Dataset records ->
::::::::
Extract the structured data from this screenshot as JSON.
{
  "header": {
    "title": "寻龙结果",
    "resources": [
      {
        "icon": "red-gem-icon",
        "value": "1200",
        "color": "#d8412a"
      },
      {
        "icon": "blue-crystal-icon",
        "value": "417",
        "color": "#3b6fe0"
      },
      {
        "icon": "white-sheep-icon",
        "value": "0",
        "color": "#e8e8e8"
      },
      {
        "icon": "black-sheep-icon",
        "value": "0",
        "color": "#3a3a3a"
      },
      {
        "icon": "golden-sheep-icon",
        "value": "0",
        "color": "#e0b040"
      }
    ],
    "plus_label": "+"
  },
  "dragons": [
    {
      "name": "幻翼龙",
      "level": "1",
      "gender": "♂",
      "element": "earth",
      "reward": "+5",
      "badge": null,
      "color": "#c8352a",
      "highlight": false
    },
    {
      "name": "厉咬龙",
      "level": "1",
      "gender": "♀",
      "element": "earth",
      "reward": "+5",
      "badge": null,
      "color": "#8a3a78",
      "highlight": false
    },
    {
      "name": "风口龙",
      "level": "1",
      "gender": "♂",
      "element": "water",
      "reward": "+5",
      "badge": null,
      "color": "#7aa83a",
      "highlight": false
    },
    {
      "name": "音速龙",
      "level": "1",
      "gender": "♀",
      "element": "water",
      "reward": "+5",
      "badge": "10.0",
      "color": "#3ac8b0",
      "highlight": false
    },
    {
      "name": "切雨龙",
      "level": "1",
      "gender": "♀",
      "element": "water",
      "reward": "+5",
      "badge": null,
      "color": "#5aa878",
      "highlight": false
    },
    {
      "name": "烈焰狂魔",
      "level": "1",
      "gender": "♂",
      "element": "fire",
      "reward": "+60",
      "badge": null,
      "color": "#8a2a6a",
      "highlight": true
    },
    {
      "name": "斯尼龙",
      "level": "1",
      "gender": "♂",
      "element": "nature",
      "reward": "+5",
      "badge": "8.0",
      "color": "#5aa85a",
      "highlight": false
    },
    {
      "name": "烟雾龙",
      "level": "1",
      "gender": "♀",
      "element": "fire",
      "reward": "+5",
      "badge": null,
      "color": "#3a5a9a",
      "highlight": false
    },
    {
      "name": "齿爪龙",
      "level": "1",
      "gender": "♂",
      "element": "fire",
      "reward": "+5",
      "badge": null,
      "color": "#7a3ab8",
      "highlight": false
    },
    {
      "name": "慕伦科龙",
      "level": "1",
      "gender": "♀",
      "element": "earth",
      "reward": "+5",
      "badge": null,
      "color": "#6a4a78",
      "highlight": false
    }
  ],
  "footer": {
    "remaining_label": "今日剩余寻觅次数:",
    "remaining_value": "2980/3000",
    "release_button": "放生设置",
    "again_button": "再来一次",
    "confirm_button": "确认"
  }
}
::::::::
Work to complete ->
Show every line of the listing in which the string "sheep" can be found.

Correct answer ->
        "icon": "white-sheep-icon",
        "icon": "black-sheep-icon",
        "icon": "golden-sheep-icon",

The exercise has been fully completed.